------ Records supplied ------
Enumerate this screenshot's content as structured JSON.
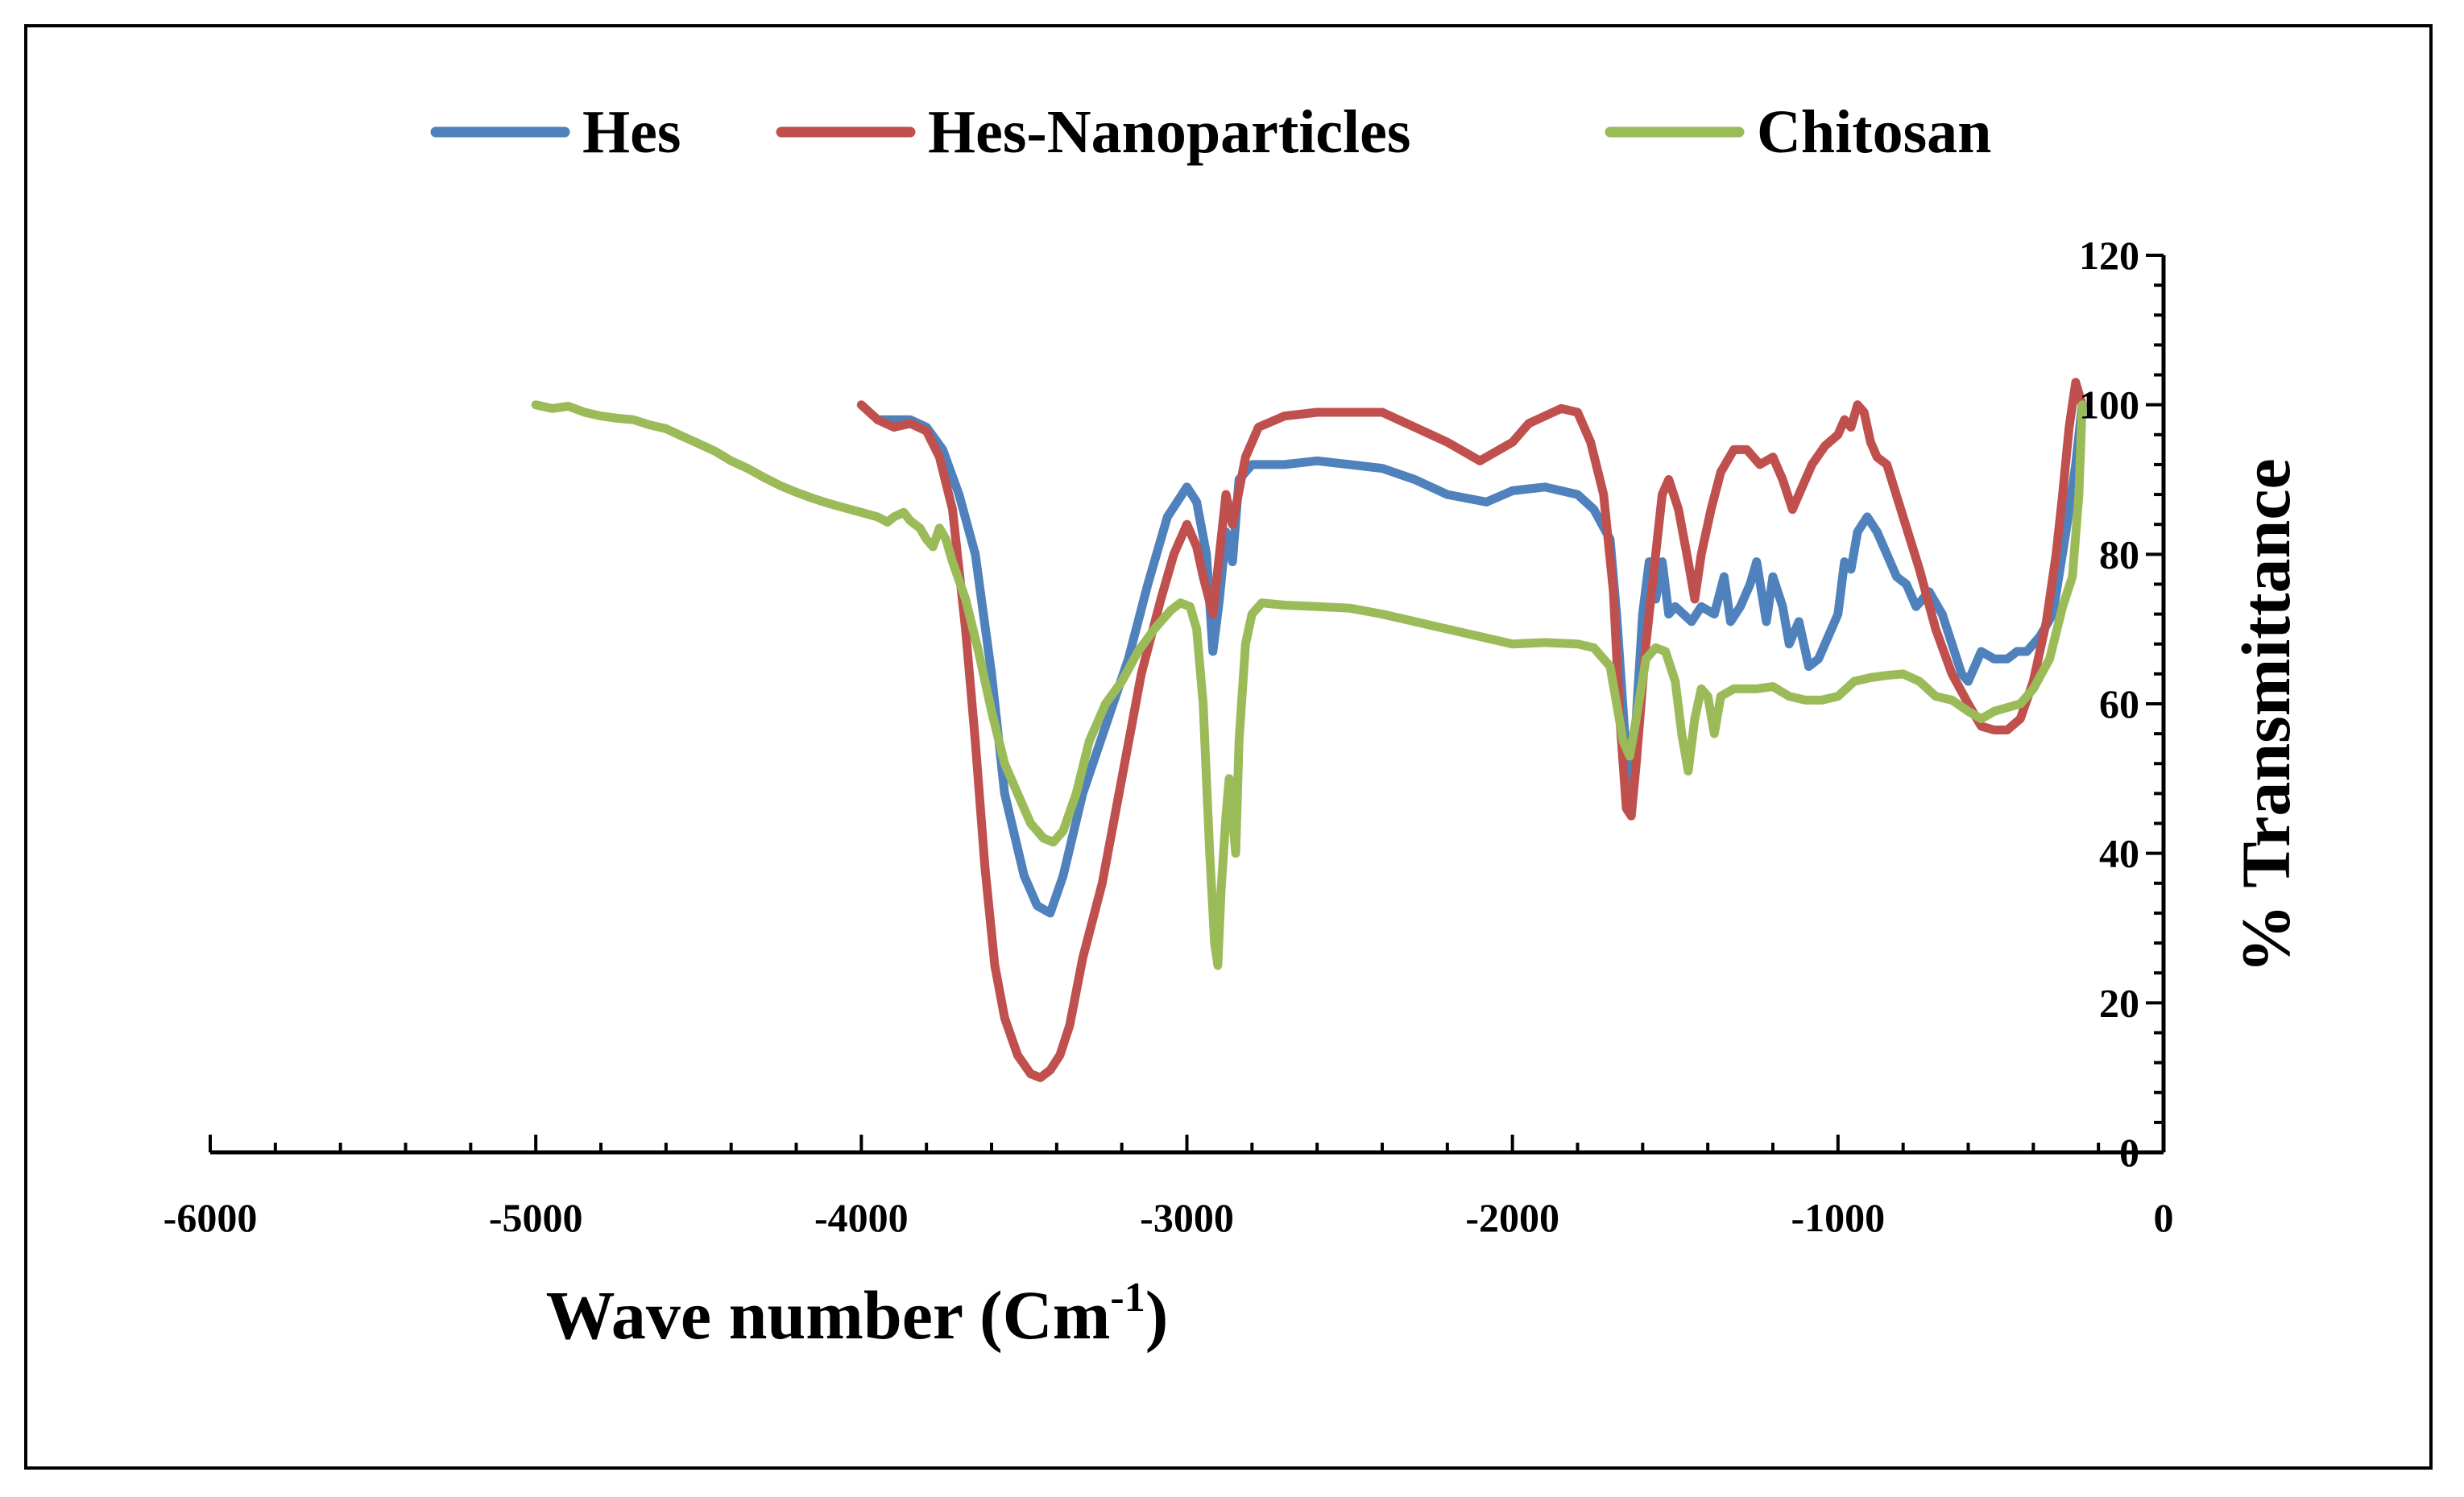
{
  "chart_data": {
    "type": "line",
    "title": "",
    "xlabel": "Wave number (Cm",
    "xlabel_superscript": "-1",
    "xlabel_close": ")",
    "ylabel": "% Transmittance",
    "xlim": [
      -6000,
      0
    ],
    "ylim": [
      0,
      120
    ],
    "x_ticks": [
      -6000,
      -5000,
      -4000,
      -3000,
      -2000,
      -1000,
      0
    ],
    "y_ticks": [
      0,
      20,
      40,
      60,
      80,
      100,
      120
    ],
    "x_minor_step": 200,
    "y_minor_step": 4,
    "y_axis_side": "right",
    "legend_position": "top",
    "series": [
      {
        "name": "Hes",
        "color": "#4F81BD",
        "points": [
          [
            -3950,
            98
          ],
          [
            -3850,
            98
          ],
          [
            -3800,
            97
          ],
          [
            -3750,
            94
          ],
          [
            -3700,
            88
          ],
          [
            -3650,
            80
          ],
          [
            -3600,
            64
          ],
          [
            -3560,
            48
          ],
          [
            -3500,
            37
          ],
          [
            -3460,
            33
          ],
          [
            -3420,
            32
          ],
          [
            -3380,
            37
          ],
          [
            -3320,
            48
          ],
          [
            -3250,
            57
          ],
          [
            -3180,
            66
          ],
          [
            -3120,
            76
          ],
          [
            -3060,
            85
          ],
          [
            -3000,
            89
          ],
          [
            -2970,
            87
          ],
          [
            -2940,
            80
          ],
          [
            -2920,
            67
          ],
          [
            -2900,
            74
          ],
          [
            -2880,
            83
          ],
          [
            -2860,
            79
          ],
          [
            -2840,
            90
          ],
          [
            -2800,
            92
          ],
          [
            -2700,
            92
          ],
          [
            -2600,
            92.5
          ],
          [
            -2500,
            92
          ],
          [
            -2400,
            91.5
          ],
          [
            -2300,
            90
          ],
          [
            -2200,
            88
          ],
          [
            -2080,
            87
          ],
          [
            -2000,
            88.5
          ],
          [
            -1900,
            89
          ],
          [
            -1800,
            88
          ],
          [
            -1750,
            86
          ],
          [
            -1700,
            82
          ],
          [
            -1680,
            72
          ],
          [
            -1655,
            56
          ],
          [
            -1640,
            46
          ],
          [
            -1620,
            58
          ],
          [
            -1600,
            72
          ],
          [
            -1580,
            79
          ],
          [
            -1560,
            74
          ],
          [
            -1540,
            79
          ],
          [
            -1520,
            72
          ],
          [
            -1500,
            73
          ],
          [
            -1450,
            71
          ],
          [
            -1420,
            73
          ],
          [
            -1380,
            72
          ],
          [
            -1350,
            77
          ],
          [
            -1330,
            71
          ],
          [
            -1300,
            73
          ],
          [
            -1270,
            76
          ],
          [
            -1250,
            79
          ],
          [
            -1220,
            71
          ],
          [
            -1200,
            77
          ],
          [
            -1170,
            73
          ],
          [
            -1150,
            68
          ],
          [
            -1120,
            71
          ],
          [
            -1090,
            65
          ],
          [
            -1060,
            66
          ],
          [
            -1030,
            69
          ],
          [
            -1000,
            72
          ],
          [
            -980,
            79
          ],
          [
            -960,
            78
          ],
          [
            -940,
            83
          ],
          [
            -910,
            85
          ],
          [
            -880,
            83
          ],
          [
            -850,
            80
          ],
          [
            -820,
            77
          ],
          [
            -790,
            76
          ],
          [
            -760,
            73
          ],
          [
            -720,
            75
          ],
          [
            -680,
            72
          ],
          [
            -650,
            68
          ],
          [
            -620,
            64
          ],
          [
            -600,
            63
          ],
          [
            -580,
            65
          ],
          [
            -560,
            67
          ],
          [
            -520,
            66
          ],
          [
            -480,
            66
          ],
          [
            -450,
            67
          ],
          [
            -420,
            67
          ],
          [
            -380,
            69
          ],
          [
            -340,
            72
          ],
          [
            -300,
            83
          ],
          [
            -270,
            92
          ],
          [
            -250,
            100
          ]
        ]
      },
      {
        "name": "Hes-Nanoparticles",
        "color": "#C0504D",
        "points": [
          [
            -4000,
            100
          ],
          [
            -3950,
            98
          ],
          [
            -3900,
            97
          ],
          [
            -3850,
            97.5
          ],
          [
            -3800,
            96.5
          ],
          [
            -3760,
            93
          ],
          [
            -3720,
            86
          ],
          [
            -3680,
            70
          ],
          [
            -3650,
            55
          ],
          [
            -3620,
            38
          ],
          [
            -3590,
            25
          ],
          [
            -3560,
            18
          ],
          [
            -3520,
            13
          ],
          [
            -3480,
            10.5
          ],
          [
            -3450,
            10
          ],
          [
            -3420,
            11
          ],
          [
            -3390,
            13
          ],
          [
            -3360,
            17
          ],
          [
            -3320,
            26
          ],
          [
            -3260,
            36
          ],
          [
            -3200,
            50
          ],
          [
            -3140,
            64
          ],
          [
            -3080,
            74
          ],
          [
            -3040,
            80
          ],
          [
            -3000,
            84
          ],
          [
            -2970,
            81
          ],
          [
            -2950,
            77
          ],
          [
            -2920,
            72
          ],
          [
            -2900,
            80
          ],
          [
            -2880,
            88
          ],
          [
            -2860,
            84
          ],
          [
            -2820,
            93
          ],
          [
            -2780,
            97
          ],
          [
            -2700,
            98.5
          ],
          [
            -2600,
            99
          ],
          [
            -2500,
            99
          ],
          [
            -2400,
            99
          ],
          [
            -2300,
            97
          ],
          [
            -2200,
            95
          ],
          [
            -2100,
            92.5
          ],
          [
            -2000,
            95
          ],
          [
            -1950,
            97.5
          ],
          [
            -1850,
            99.5
          ],
          [
            -1800,
            99
          ],
          [
            -1760,
            95
          ],
          [
            -1720,
            88
          ],
          [
            -1690,
            75
          ],
          [
            -1670,
            58
          ],
          [
            -1650,
            46
          ],
          [
            -1635,
            45
          ],
          [
            -1620,
            52
          ],
          [
            -1590,
            68
          ],
          [
            -1560,
            80
          ],
          [
            -1540,
            88
          ],
          [
            -1520,
            90
          ],
          [
            -1490,
            86
          ],
          [
            -1460,
            79
          ],
          [
            -1440,
            74
          ],
          [
            -1420,
            80
          ],
          [
            -1390,
            86
          ],
          [
            -1360,
            91
          ],
          [
            -1320,
            94
          ],
          [
            -1280,
            94
          ],
          [
            -1240,
            92
          ],
          [
            -1200,
            93
          ],
          [
            -1170,
            90
          ],
          [
            -1140,
            86
          ],
          [
            -1120,
            88
          ],
          [
            -1080,
            92
          ],
          [
            -1040,
            94.5
          ],
          [
            -1000,
            96
          ],
          [
            -980,
            98
          ],
          [
            -960,
            97
          ],
          [
            -940,
            100
          ],
          [
            -920,
            99
          ],
          [
            -900,
            95
          ],
          [
            -880,
            93
          ],
          [
            -850,
            92
          ],
          [
            -800,
            85
          ],
          [
            -750,
            78
          ],
          [
            -700,
            70
          ],
          [
            -650,
            64
          ],
          [
            -600,
            60
          ],
          [
            -560,
            57
          ],
          [
            -520,
            56.5
          ],
          [
            -480,
            56.5
          ],
          [
            -440,
            58
          ],
          [
            -400,
            63
          ],
          [
            -360,
            71
          ],
          [
            -330,
            80
          ],
          [
            -310,
            88
          ],
          [
            -290,
            97
          ],
          [
            -270,
            103
          ],
          [
            -250,
            100
          ]
        ]
      },
      {
        "name": "Chitosan",
        "color": "#9BBB59",
        "points": [
          [
            -5000,
            100
          ],
          [
            -4950,
            99.5
          ],
          [
            -4900,
            99.8
          ],
          [
            -4850,
            99
          ],
          [
            -4800,
            98.5
          ],
          [
            -4750,
            98.2
          ],
          [
            -4700,
            98
          ],
          [
            -4650,
            97.3
          ],
          [
            -4600,
            96.8
          ],
          [
            -4550,
            95.8
          ],
          [
            -4500,
            94.8
          ],
          [
            -4450,
            93.8
          ],
          [
            -4400,
            92.5
          ],
          [
            -4350,
            91.5
          ],
          [
            -4300,
            90.3
          ],
          [
            -4250,
            89.2
          ],
          [
            -4200,
            88.3
          ],
          [
            -4150,
            87.5
          ],
          [
            -4100,
            86.8
          ],
          [
            -4050,
            86.2
          ],
          [
            -4000,
            85.6
          ],
          [
            -3950,
            85
          ],
          [
            -3920,
            84.3
          ],
          [
            -3900,
            85
          ],
          [
            -3870,
            85.6
          ],
          [
            -3850,
            84.5
          ],
          [
            -3820,
            83.5
          ],
          [
            -3800,
            82
          ],
          [
            -3780,
            81
          ],
          [
            -3760,
            83.5
          ],
          [
            -3740,
            82
          ],
          [
            -3720,
            79
          ],
          [
            -3680,
            74
          ],
          [
            -3640,
            67
          ],
          [
            -3600,
            59
          ],
          [
            -3560,
            52
          ],
          [
            -3520,
            48
          ],
          [
            -3480,
            44
          ],
          [
            -3440,
            42
          ],
          [
            -3410,
            41.5
          ],
          [
            -3380,
            43
          ],
          [
            -3340,
            48
          ],
          [
            -3300,
            55
          ],
          [
            -3250,
            60
          ],
          [
            -3200,
            63
          ],
          [
            -3150,
            67
          ],
          [
            -3100,
            70
          ],
          [
            -3050,
            72.5
          ],
          [
            -3020,
            73.5
          ],
          [
            -2990,
            73
          ],
          [
            -2970,
            70
          ],
          [
            -2950,
            60
          ],
          [
            -2930,
            40
          ],
          [
            -2915,
            28
          ],
          [
            -2905,
            25
          ],
          [
            -2895,
            35
          ],
          [
            -2880,
            45
          ],
          [
            -2870,
            50
          ],
          [
            -2860,
            45
          ],
          [
            -2850,
            40
          ],
          [
            -2840,
            55
          ],
          [
            -2820,
            68
          ],
          [
            -2800,
            72
          ],
          [
            -2770,
            73.5
          ],
          [
            -2700,
            73.2
          ],
          [
            -2600,
            73
          ],
          [
            -2500,
            72.8
          ],
          [
            -2400,
            72
          ],
          [
            -2300,
            71
          ],
          [
            -2200,
            70
          ],
          [
            -2100,
            69
          ],
          [
            -2000,
            68
          ],
          [
            -1900,
            68.2
          ],
          [
            -1800,
            68
          ],
          [
            -1750,
            67.5
          ],
          [
            -1700,
            65
          ],
          [
            -1680,
            60
          ],
          [
            -1660,
            55
          ],
          [
            -1640,
            53
          ],
          [
            -1620,
            58
          ],
          [
            -1590,
            66
          ],
          [
            -1560,
            67.5
          ],
          [
            -1530,
            67
          ],
          [
            -1500,
            63
          ],
          [
            -1480,
            56
          ],
          [
            -1460,
            51
          ],
          [
            -1440,
            58
          ],
          [
            -1420,
            62
          ],
          [
            -1400,
            61
          ],
          [
            -1380,
            56
          ],
          [
            -1360,
            61
          ],
          [
            -1320,
            62
          ],
          [
            -1250,
            62
          ],
          [
            -1200,
            62.3
          ],
          [
            -1150,
            61
          ],
          [
            -1100,
            60.5
          ],
          [
            -1050,
            60.5
          ],
          [
            -1000,
            61
          ],
          [
            -950,
            63
          ],
          [
            -900,
            63.5
          ],
          [
            -850,
            63.8
          ],
          [
            -800,
            64
          ],
          [
            -750,
            63
          ],
          [
            -700,
            61
          ],
          [
            -650,
            60.5
          ],
          [
            -600,
            59
          ],
          [
            -560,
            58
          ],
          [
            -520,
            59
          ],
          [
            -480,
            59.5
          ],
          [
            -440,
            60
          ],
          [
            -400,
            62
          ],
          [
            -350,
            66
          ],
          [
            -310,
            73
          ],
          [
            -280,
            77
          ],
          [
            -260,
            88
          ],
          [
            -250,
            100
          ]
        ]
      }
    ]
  }
}
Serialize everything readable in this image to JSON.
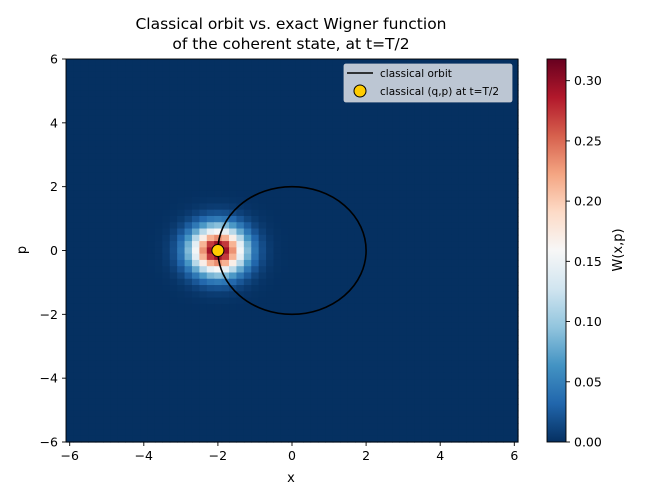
{
  "chart_data": {
    "type": "heatmap",
    "title_line1": "Classical orbit vs. exact Wigner function",
    "title_line2": "of the coherent state, at t=T/2",
    "xlabel": "x",
    "ylabel": "p",
    "xlim": [
      -6.1,
      6.1
    ],
    "ylim": [
      -6,
      6
    ],
    "xticks": [
      -6,
      -4,
      -2,
      0,
      2,
      4,
      6
    ],
    "yticks": [
      -6,
      -4,
      -2,
      0,
      2,
      4,
      6
    ],
    "x_tick_labels": [
      "−6",
      "−4",
      "−2",
      "0",
      "2",
      "4",
      "6"
    ],
    "y_tick_labels": [
      "−6",
      "−4",
      "−2",
      "0",
      "2",
      "4",
      "6"
    ],
    "grid": false,
    "wigner": {
      "function": "gaussian",
      "center": [
        -2,
        0
      ],
      "peak": 0.318,
      "width_sigma": 0.5,
      "grid_cells": 61
    },
    "classical_orbit": {
      "shape": "circle",
      "center": [
        0,
        0
      ],
      "radius": 2,
      "color": "#000000"
    },
    "classical_point": {
      "q": -2,
      "p": 0,
      "color": "#ffcc00"
    },
    "legend": {
      "placement": "top-right",
      "entries": [
        "classical orbit",
        "classical (q,p) at t=T/2"
      ]
    },
    "colorbar": {
      "label": "W(x,p)",
      "min": 0,
      "max": 0.318,
      "ticks": [
        0.0,
        0.05,
        0.1,
        0.15,
        0.2,
        0.25,
        0.3
      ],
      "tick_labels": [
        "0.00",
        "0.05",
        "0.10",
        "0.15",
        "0.20",
        "0.25",
        "0.30"
      ],
      "colormap": "RdBu_r",
      "colormap_stops": [
        "#053061",
        "#2166ac",
        "#4393c3",
        "#92c5de",
        "#d1e5f0",
        "#f7f7f7",
        "#fddbc7",
        "#f4a582",
        "#d6604d",
        "#b2182b",
        "#67001f"
      ]
    }
  }
}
------
= Request =
Return each line in the records that holds the string "function".

= Result =
    "title_line1": "Classical orbit vs. exact Wigner function",
      "function": "gaussian",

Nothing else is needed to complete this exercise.